● **Exercise prompt**
Of all the lines in these entries, how many contain the string "from"? Give only that count.

● **Available records**
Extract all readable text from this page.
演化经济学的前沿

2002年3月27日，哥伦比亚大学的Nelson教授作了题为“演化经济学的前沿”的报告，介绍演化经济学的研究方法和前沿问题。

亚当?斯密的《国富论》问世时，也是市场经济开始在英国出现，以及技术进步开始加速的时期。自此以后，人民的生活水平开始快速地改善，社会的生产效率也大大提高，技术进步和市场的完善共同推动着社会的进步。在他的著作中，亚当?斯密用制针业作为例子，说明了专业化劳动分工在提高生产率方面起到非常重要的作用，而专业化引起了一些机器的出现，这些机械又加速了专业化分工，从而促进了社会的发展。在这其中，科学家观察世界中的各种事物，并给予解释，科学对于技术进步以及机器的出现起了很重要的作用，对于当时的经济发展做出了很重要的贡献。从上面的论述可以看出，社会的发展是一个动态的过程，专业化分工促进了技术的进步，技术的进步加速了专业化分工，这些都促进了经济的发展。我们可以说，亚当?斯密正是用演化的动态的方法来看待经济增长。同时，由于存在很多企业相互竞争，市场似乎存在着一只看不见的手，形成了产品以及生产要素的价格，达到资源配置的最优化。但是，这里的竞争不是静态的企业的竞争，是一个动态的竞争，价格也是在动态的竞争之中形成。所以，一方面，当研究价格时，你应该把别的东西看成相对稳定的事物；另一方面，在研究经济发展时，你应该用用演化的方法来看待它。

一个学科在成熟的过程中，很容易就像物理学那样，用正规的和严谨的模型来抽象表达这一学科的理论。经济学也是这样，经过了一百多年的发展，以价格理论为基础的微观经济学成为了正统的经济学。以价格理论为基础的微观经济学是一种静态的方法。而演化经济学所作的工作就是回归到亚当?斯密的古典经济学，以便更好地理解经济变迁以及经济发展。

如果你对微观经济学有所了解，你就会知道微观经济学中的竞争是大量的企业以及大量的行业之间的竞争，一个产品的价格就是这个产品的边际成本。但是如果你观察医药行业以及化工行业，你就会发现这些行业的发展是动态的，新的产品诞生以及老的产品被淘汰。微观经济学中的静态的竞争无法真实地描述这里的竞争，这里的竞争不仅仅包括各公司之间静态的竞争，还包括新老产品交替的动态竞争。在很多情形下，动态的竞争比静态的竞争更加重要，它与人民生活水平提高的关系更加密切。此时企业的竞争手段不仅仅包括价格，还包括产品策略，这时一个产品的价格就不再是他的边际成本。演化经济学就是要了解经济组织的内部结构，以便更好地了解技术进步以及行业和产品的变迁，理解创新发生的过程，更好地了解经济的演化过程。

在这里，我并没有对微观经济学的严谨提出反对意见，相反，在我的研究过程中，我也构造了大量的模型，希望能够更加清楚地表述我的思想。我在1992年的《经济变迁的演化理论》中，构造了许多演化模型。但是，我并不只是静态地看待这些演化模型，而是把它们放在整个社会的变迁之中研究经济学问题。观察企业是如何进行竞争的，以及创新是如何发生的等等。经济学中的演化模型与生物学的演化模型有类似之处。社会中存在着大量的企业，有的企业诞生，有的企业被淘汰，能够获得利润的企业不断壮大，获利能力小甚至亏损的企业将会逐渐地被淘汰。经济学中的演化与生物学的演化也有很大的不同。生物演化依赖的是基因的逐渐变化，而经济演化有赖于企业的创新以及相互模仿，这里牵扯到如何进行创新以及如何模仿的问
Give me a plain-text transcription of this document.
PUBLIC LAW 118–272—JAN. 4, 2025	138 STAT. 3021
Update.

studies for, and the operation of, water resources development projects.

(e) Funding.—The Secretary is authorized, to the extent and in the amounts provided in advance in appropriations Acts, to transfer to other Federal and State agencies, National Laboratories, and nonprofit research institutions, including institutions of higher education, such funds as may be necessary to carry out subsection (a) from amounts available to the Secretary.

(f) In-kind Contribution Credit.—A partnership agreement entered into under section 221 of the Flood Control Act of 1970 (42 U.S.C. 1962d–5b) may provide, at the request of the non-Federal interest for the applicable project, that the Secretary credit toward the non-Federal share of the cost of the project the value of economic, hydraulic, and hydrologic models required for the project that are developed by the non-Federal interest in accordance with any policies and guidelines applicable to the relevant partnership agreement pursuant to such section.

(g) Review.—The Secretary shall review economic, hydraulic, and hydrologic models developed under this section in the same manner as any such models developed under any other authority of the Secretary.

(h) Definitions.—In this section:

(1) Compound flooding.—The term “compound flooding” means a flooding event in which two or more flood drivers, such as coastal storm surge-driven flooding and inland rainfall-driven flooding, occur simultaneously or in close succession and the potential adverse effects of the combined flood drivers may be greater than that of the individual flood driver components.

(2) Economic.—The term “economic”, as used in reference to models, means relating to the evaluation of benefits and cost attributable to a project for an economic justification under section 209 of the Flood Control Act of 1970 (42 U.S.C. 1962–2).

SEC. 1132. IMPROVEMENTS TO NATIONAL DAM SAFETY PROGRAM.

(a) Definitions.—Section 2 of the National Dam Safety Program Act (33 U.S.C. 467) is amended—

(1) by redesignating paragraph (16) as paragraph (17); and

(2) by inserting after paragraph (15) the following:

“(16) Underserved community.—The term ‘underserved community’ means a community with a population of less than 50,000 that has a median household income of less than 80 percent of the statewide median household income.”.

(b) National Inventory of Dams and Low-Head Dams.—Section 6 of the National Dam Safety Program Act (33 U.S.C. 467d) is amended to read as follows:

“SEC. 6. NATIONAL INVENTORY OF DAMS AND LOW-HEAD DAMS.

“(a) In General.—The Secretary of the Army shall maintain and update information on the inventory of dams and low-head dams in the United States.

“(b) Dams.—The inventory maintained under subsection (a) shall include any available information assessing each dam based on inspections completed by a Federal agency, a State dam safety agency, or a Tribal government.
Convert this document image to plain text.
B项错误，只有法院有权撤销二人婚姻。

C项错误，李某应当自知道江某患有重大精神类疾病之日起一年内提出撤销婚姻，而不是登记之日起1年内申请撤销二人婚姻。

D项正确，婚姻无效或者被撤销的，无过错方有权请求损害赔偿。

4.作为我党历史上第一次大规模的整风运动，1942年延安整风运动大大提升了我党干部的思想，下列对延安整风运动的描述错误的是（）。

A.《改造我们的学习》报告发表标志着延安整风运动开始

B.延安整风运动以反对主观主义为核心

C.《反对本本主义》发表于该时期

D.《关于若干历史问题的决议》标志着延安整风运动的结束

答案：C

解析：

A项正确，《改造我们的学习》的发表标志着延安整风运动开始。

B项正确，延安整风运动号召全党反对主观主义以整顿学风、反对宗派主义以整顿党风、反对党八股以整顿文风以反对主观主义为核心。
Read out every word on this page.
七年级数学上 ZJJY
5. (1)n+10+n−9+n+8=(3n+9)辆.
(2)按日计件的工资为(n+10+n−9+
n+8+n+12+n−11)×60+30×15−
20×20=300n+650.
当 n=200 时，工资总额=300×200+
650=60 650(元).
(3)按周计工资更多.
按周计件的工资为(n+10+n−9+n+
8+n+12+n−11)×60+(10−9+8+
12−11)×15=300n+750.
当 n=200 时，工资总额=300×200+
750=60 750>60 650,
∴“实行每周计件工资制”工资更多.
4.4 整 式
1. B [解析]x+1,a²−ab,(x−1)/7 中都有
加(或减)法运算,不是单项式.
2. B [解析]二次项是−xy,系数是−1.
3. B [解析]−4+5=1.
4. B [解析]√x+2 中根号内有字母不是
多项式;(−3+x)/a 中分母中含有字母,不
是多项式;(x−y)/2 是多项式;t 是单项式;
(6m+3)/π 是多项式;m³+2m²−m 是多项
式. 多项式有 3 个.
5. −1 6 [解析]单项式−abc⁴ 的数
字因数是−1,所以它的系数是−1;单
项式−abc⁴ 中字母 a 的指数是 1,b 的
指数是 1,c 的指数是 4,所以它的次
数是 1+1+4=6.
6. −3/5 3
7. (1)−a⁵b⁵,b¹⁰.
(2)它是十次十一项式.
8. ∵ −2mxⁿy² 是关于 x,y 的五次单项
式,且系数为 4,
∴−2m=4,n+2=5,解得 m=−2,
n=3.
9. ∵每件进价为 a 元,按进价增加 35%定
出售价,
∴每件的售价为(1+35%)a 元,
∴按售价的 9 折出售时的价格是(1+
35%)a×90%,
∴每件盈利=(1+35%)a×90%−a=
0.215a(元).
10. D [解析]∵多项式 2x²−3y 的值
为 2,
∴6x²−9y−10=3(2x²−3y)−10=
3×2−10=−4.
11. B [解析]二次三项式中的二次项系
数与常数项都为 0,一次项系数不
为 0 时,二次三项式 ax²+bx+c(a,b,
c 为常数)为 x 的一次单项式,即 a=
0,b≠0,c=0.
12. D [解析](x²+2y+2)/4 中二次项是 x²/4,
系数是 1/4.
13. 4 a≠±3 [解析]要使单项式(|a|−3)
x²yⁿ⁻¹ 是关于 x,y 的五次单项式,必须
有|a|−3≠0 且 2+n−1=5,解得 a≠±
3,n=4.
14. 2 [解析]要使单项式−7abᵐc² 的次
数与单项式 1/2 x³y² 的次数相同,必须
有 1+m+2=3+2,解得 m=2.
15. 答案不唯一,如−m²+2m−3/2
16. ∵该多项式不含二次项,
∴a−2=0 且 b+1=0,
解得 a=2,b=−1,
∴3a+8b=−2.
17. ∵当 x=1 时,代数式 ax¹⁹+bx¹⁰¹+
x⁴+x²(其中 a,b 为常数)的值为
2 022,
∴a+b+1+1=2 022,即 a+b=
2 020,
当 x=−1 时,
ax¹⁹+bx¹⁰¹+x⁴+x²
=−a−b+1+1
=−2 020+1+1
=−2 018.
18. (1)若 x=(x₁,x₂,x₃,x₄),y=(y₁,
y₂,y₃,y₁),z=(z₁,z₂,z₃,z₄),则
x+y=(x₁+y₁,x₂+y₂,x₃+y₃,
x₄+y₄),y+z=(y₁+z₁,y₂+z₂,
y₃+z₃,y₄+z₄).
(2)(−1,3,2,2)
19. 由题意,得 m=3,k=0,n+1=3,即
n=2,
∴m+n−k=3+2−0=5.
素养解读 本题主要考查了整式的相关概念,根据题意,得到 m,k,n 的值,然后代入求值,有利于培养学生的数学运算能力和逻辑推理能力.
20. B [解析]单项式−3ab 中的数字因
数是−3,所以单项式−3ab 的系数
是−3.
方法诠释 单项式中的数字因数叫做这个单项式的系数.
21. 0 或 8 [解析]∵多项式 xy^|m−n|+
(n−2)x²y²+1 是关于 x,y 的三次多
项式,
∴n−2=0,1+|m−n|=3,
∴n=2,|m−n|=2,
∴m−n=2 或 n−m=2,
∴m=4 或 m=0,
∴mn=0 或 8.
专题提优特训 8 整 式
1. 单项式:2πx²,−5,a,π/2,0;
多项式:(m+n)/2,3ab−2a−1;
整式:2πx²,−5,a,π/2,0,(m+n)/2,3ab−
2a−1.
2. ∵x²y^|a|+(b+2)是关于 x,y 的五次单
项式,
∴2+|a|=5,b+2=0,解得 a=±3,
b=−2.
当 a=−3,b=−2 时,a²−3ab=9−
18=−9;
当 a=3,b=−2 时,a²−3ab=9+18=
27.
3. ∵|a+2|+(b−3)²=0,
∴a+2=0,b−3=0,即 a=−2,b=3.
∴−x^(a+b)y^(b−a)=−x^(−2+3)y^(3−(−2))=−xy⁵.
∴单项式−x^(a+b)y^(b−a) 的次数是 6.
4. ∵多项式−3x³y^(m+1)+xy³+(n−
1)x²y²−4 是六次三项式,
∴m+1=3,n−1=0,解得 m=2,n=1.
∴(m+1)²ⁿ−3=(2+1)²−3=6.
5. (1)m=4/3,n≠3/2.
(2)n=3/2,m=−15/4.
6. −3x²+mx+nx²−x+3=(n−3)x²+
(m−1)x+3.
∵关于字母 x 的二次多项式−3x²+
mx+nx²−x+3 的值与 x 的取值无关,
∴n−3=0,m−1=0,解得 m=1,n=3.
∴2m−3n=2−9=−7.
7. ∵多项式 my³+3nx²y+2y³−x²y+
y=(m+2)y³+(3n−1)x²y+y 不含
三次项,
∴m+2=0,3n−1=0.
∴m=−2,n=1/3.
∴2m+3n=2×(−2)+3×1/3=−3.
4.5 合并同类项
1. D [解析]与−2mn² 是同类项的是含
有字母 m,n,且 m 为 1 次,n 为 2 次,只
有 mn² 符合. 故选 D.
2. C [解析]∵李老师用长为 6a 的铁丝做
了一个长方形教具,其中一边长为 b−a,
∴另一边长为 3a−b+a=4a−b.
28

● **The response**
2